* _DIRECTIVE_
Would you pull out every line of the material that contains the string "Ἰταλίαν"?

Records from a collection
◇ ◇ ◇ ◇ ◇

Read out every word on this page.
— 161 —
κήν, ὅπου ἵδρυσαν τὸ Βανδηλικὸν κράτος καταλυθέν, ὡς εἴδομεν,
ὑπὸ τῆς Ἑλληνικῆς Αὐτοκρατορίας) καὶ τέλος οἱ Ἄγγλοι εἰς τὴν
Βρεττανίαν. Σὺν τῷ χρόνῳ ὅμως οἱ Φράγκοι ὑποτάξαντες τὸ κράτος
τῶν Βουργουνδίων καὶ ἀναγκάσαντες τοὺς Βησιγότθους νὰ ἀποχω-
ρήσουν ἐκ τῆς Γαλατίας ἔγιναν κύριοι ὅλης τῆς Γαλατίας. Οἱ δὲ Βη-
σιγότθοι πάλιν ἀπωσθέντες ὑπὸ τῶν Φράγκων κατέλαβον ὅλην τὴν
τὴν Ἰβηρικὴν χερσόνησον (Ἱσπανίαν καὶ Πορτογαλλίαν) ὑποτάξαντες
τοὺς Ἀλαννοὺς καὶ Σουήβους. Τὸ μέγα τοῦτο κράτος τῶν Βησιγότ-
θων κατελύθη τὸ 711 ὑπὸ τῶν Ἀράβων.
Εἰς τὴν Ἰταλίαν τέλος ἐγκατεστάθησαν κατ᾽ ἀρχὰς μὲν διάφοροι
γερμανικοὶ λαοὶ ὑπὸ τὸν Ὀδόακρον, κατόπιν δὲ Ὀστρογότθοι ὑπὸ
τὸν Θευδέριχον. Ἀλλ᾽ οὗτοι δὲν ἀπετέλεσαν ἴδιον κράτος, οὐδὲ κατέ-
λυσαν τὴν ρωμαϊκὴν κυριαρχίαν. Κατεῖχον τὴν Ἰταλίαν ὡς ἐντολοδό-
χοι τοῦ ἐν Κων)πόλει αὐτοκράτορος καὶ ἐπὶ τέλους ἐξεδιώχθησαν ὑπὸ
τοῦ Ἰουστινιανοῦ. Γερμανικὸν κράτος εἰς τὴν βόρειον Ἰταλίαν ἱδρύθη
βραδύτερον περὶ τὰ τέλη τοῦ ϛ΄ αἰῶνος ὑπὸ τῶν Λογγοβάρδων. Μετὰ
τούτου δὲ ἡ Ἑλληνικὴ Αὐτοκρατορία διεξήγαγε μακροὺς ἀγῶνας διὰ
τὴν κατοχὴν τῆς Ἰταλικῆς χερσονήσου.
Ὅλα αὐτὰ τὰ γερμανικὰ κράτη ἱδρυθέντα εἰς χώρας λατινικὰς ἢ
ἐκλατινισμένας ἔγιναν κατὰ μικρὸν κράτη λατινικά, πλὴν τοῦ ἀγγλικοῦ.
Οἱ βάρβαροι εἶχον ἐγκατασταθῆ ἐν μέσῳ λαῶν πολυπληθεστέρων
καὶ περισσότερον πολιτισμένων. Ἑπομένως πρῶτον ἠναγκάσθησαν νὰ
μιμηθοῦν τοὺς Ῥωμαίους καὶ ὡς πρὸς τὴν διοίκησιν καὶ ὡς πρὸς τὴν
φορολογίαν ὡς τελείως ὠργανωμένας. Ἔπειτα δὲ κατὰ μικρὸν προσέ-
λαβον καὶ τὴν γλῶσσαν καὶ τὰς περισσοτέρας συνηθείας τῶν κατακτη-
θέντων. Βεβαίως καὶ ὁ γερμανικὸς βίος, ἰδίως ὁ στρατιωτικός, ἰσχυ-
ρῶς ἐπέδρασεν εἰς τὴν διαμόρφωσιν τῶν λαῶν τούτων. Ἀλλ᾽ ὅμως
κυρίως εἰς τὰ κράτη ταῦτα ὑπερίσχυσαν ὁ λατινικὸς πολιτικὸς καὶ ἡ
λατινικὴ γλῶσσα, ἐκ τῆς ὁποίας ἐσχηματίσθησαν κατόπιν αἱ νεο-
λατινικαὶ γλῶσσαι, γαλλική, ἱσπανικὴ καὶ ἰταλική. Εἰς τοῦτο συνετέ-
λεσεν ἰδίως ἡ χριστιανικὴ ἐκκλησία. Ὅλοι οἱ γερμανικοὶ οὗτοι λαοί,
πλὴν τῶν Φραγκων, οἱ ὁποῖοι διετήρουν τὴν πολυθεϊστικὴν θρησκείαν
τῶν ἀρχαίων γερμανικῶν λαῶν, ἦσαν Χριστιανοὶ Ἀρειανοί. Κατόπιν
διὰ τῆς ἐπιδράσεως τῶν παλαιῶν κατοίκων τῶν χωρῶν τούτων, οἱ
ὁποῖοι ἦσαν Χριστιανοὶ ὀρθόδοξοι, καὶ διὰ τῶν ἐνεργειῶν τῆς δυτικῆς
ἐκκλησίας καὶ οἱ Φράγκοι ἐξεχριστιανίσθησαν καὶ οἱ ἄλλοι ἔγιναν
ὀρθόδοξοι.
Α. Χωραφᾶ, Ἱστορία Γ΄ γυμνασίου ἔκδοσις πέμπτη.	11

◇ ◇ ◇ ◇ ◇

* _ANSWER FOR THIS EXERCISE_
Εἰς τὴν Ἰταλίαν τέλος ἐγκατεστάθησαν κατ᾽ ἀρχὰς μὲν διάφοροι
λυσαν τὴν ρωμαϊκὴν κυριαρχίαν. Κατεῖχον τὴν Ἰταλίαν ὡς ἐντολοδό-
τοῦ Ἰουστινιανοῦ. Γερμανικὸν κράτος εἰς τὴν βόρειον Ἰταλίαν ἱδρύθη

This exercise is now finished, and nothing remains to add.